Figure data in JSON:

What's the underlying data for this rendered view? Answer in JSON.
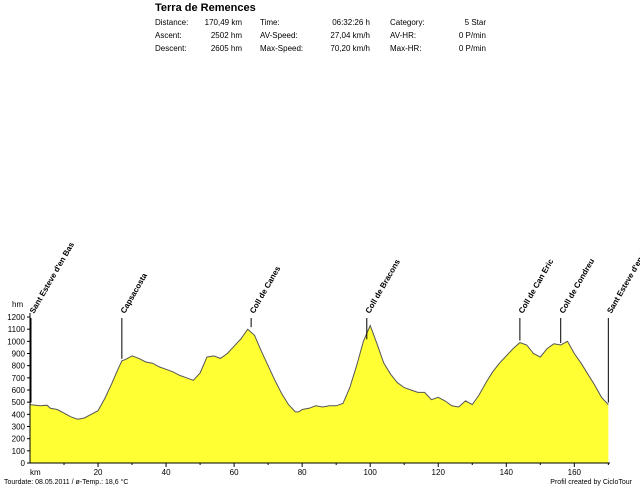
{
  "header": {
    "title": "Terra de Remences",
    "stats": [
      {
        "label": "Distance:",
        "value": "170,49 km"
      },
      {
        "label": "Ascent:",
        "value": "2502 hm"
      },
      {
        "label": "Descent:",
        "value": "2605 hm"
      },
      {
        "label": "Time:",
        "value": "06:32:26 h"
      },
      {
        "label": "AV-Speed:",
        "value": "27,04 km/h"
      },
      {
        "label": "Max-Speed:",
        "value": "70,20 km/h"
      },
      {
        "label": "Category:",
        "value": "5 Star"
      },
      {
        "label": "AV-HR:",
        "value": "0 P/min"
      },
      {
        "label": "Max-HR:",
        "value": "0 P/min"
      }
    ]
  },
  "chart_data": {
    "type": "area",
    "xlabel": "km",
    "ylabel": "hm",
    "xlim": [
      0,
      170.49
    ],
    "ylim": [
      0,
      1200
    ],
    "x_ticks": [
      20,
      40,
      60,
      80,
      100,
      120,
      140,
      160
    ],
    "y_ticks": [
      0,
      100,
      200,
      300,
      400,
      500,
      600,
      700,
      800,
      900,
      1000,
      1100,
      1200
    ],
    "grid": false,
    "fill_color": "#ffff33",
    "line_color": "#555555",
    "series": [
      {
        "x": [
          0,
          3,
          5,
          6,
          8,
          10,
          12,
          14,
          16,
          18,
          20,
          22,
          24,
          26,
          27,
          28,
          30,
          32,
          34,
          36,
          38,
          40,
          42,
          44,
          46,
          48,
          50,
          52,
          54,
          56,
          58,
          60,
          62,
          64,
          66,
          68,
          70,
          72,
          74,
          76,
          78,
          79,
          80,
          82,
          84,
          86,
          88,
          90,
          92,
          94,
          96,
          98,
          100,
          102,
          104,
          106,
          108,
          110,
          112,
          114,
          116,
          118,
          120,
          122,
          124,
          126,
          128,
          130,
          132,
          134,
          136,
          138,
          140,
          142,
          144,
          146,
          148,
          150,
          152,
          154,
          156,
          158,
          160,
          162,
          164,
          166,
          168,
          170
        ],
        "y": [
          480,
          470,
          475,
          450,
          440,
          410,
          380,
          360,
          370,
          400,
          430,
          530,
          650,
          780,
          840,
          850,
          880,
          860,
          830,
          820,
          790,
          770,
          750,
          720,
          700,
          680,
          740,
          870,
          880,
          860,
          900,
          960,
          1020,
          1100,
          1050,
          920,
          800,
          680,
          570,
          480,
          420,
          420,
          440,
          450,
          470,
          460,
          470,
          470,
          490,
          620,
          800,
          1000,
          1130,
          980,
          820,
          730,
          660,
          620,
          600,
          580,
          580,
          520,
          540,
          510,
          470,
          460,
          510,
          480,
          560,
          660,
          750,
          820,
          880,
          940,
          990,
          970,
          900,
          870,
          940,
          980,
          970,
          1000,
          900,
          820,
          730,
          640,
          540,
          480
        ]
      }
    ],
    "annotations": [
      {
        "x": 0,
        "label": "Sant Esteve d'en Bas"
      },
      {
        "x": 27,
        "label": "Capsacosta"
      },
      {
        "x": 65,
        "label": "Coll de Canes"
      },
      {
        "x": 99,
        "label": "Coll de Bracons"
      },
      {
        "x": 144,
        "label": "Coll de Can Eric"
      },
      {
        "x": 156,
        "label": "Coll de Condreu"
      },
      {
        "x": 170,
        "label": "Sant Esteve d'en Bas"
      }
    ]
  },
  "footer": {
    "left": "Tourdate: 08.05.2011  /  ø-Temp.: 18,6 °C",
    "right": "Profil created by CicloTour"
  }
}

> [SET PROBLEM]
Every entry must be reproduced exactly, with the images left out.

> [ANSWER TO THIS TASK]
What's the underlying data for this rendered view? Answer in JSON.
{
  "header": {
    "title": "Terra de Remences",
    "stats": [
      {
        "label": "Distance:",
        "value": "170,49 km"
      },
      {
        "label": "Ascent:",
        "value": "2502 hm"
      },
      {
        "label": "Descent:",
        "value": "2605 hm"
      },
      {
        "label": "Time:",
        "value": "06:32:26 h"
      },
      {
        "label": "AV-Speed:",
        "value": "27,04 km/h"
      },
      {
        "label": "Max-Speed:",
        "value": "70,20 km/h"
      },
      {
        "label": "Category:",
        "value": "5 Star"
      },
      {
        "label": "AV-HR:",
        "value": "0 P/min"
      },
      {
        "label": "Max-HR:",
        "value": "0 P/min"
      }
    ]
  },
  "chart_data": {
    "type": "area",
    "xlabel": "km",
    "ylabel": "hm",
    "xlim": [
      0,
      170.49
    ],
    "ylim": [
      0,
      1200
    ],
    "x_ticks": [
      20,
      40,
      60,
      80,
      100,
      120,
      140,
      160
    ],
    "y_ticks": [
      0,
      100,
      200,
      300,
      400,
      500,
      600,
      700,
      800,
      900,
      1000,
      1100,
      1200
    ],
    "grid": false,
    "fill_color": "#ffff33",
    "line_color": "#555555",
    "series": [
      {
        "x": [
          0,
          3,
          5,
          6,
          8,
          10,
          12,
          14,
          16,
          18,
          20,
          22,
          24,
          26,
          27,
          28,
          30,
          32,
          34,
          36,
          38,
          40,
          42,
          44,
          46,
          48,
          50,
          52,
          54,
          56,
          58,
          60,
          62,
          64,
          66,
          68,
          70,
          72,
          74,
          76,
          78,
          79,
          80,
          82,
          84,
          86,
          88,
          90,
          92,
          94,
          96,
          98,
          100,
          102,
          104,
          106,
          108,
          110,
          112,
          114,
          116,
          118,
          120,
          122,
          124,
          126,
          128,
          130,
          132,
          134,
          136,
          138,
          140,
          142,
          144,
          146,
          148,
          150,
          152,
          154,
          156,
          158,
          160,
          162,
          164,
          166,
          168,
          170
        ],
        "y": [
          480,
          470,
          475,
          450,
          440,
          410,
          380,
          360,
          370,
          400,
          430,
          530,
          650,
          780,
          840,
          850,
          880,
          860,
          830,
          820,
          790,
          770,
          750,
          720,
          700,
          680,
          740,
          870,
          880,
          860,
          900,
          960,
          1020,
          1100,
          1050,
          920,
          800,
          680,
          570,
          480,
          420,
          420,
          440,
          450,
          470,
          460,
          470,
          470,
          490,
          620,
          800,
          1000,
          1130,
          980,
          820,
          730,
          660,
          620,
          600,
          580,
          580,
          520,
          540,
          510,
          470,
          460,
          510,
          480,
          560,
          660,
          750,
          820,
          880,
          940,
          990,
          970,
          900,
          870,
          940,
          980,
          970,
          1000,
          900,
          820,
          730,
          640,
          540,
          480
        ]
      }
    ],
    "annotations": [
      {
        "x": 0,
        "label": "Sant Esteve d'en Bas"
      },
      {
        "x": 27,
        "label": "Capsacosta"
      },
      {
        "x": 65,
        "label": "Coll de Canes"
      },
      {
        "x": 99,
        "label": "Coll de Bracons"
      },
      {
        "x": 144,
        "label": "Coll de Can Eric"
      },
      {
        "x": 156,
        "label": "Coll de Condreu"
      },
      {
        "x": 170,
        "label": "Sant Esteve d'en Bas"
      }
    ]
  },
  "footer": {
    "left": "Tourdate: 08.05.2011  /  ø-Temp.: 18,6 °C",
    "right": "Profil created by CicloTour"
  }
}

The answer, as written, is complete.